**EXERCISE MATERIALS**
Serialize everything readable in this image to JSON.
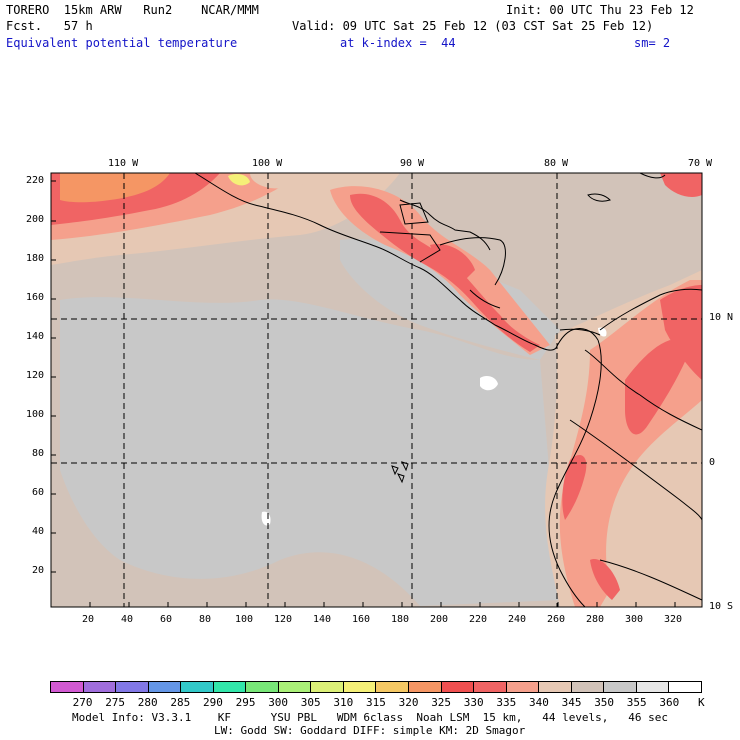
{
  "header": {
    "model": "TORERO  15km ARW   Run2    NCAR/MMM",
    "init": "Init: 00 UTC Thu 23 Feb 12",
    "fcst": "Fcst.   57 h",
    "valid": "Valid: 09 UTC Sat 25 Feb 12 (03 CST Sat 25 Feb 12)",
    "field": "Equivalent potential temperature",
    "level": "at k-index =  44",
    "smooth": "sm= 2"
  },
  "axes": {
    "top_lon": [
      "110 W",
      "100 W",
      "90 W",
      "80 W",
      "70 W"
    ],
    "right_lat": [
      "10 N",
      "0",
      "10 S"
    ],
    "left_y": [
      "220",
      "200",
      "180",
      "160",
      "140",
      "120",
      "100",
      "80",
      "60",
      "40",
      "20"
    ],
    "bottom_x": [
      "20",
      "40",
      "60",
      "80",
      "100",
      "120",
      "140",
      "160",
      "180",
      "200",
      "220",
      "240",
      "260",
      "280",
      "300",
      "320"
    ]
  },
  "colorbar": {
    "labels": [
      "270",
      "275",
      "280",
      "285",
      "290",
      "295",
      "300",
      "305",
      "310",
      "315",
      "320",
      "325",
      "330",
      "335",
      "340",
      "345",
      "350",
      "355",
      "360"
    ],
    "unit": "K",
    "colors": [
      "#d25ad2",
      "#a06edc",
      "#8278e6",
      "#6496e6",
      "#32c8c8",
      "#32e6aa",
      "#78e678",
      "#aaf078",
      "#dcf078",
      "#f5f078",
      "#f5c864",
      "#f59664",
      "#f05050",
      "#f06464",
      "#f5a08c",
      "#e6c8b4",
      "#d2c3b9",
      "#c8c8c8",
      "#e6e6e6",
      "#ffffff"
    ]
  },
  "footer": {
    "line1": "Model Info: V3.3.1    KF      YSU PBL   WDM 6class  Noah LSM  15 km,   44 levels,   46 sec",
    "line2": "LW: Godd SW: Goddard DIFF: simple KM: 2D Smagor"
  }
}
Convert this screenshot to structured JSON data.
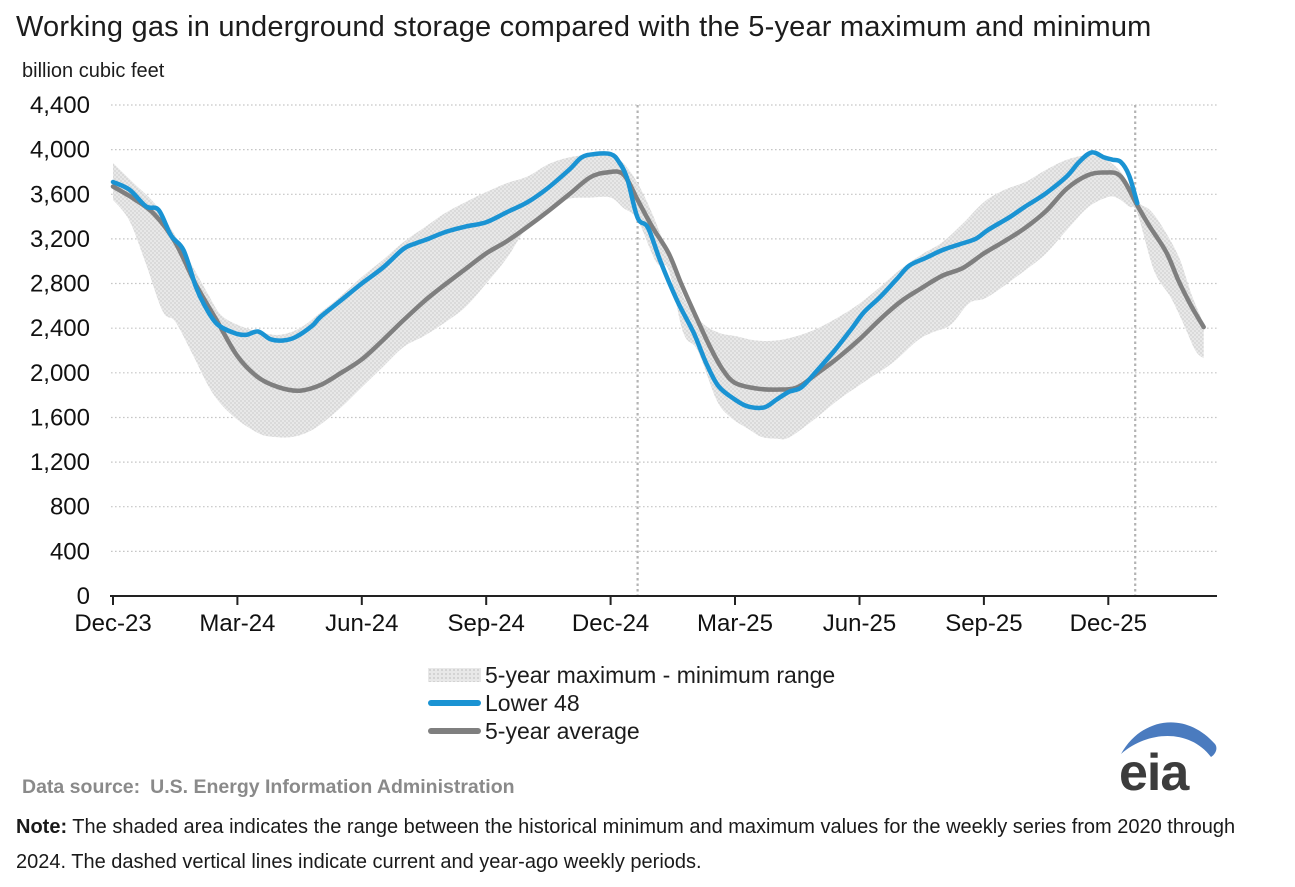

**WHAT THE TASK ASKS**
Give only the number of lines in the data that hold the string "this".

**EXPECTED ANSWER**
2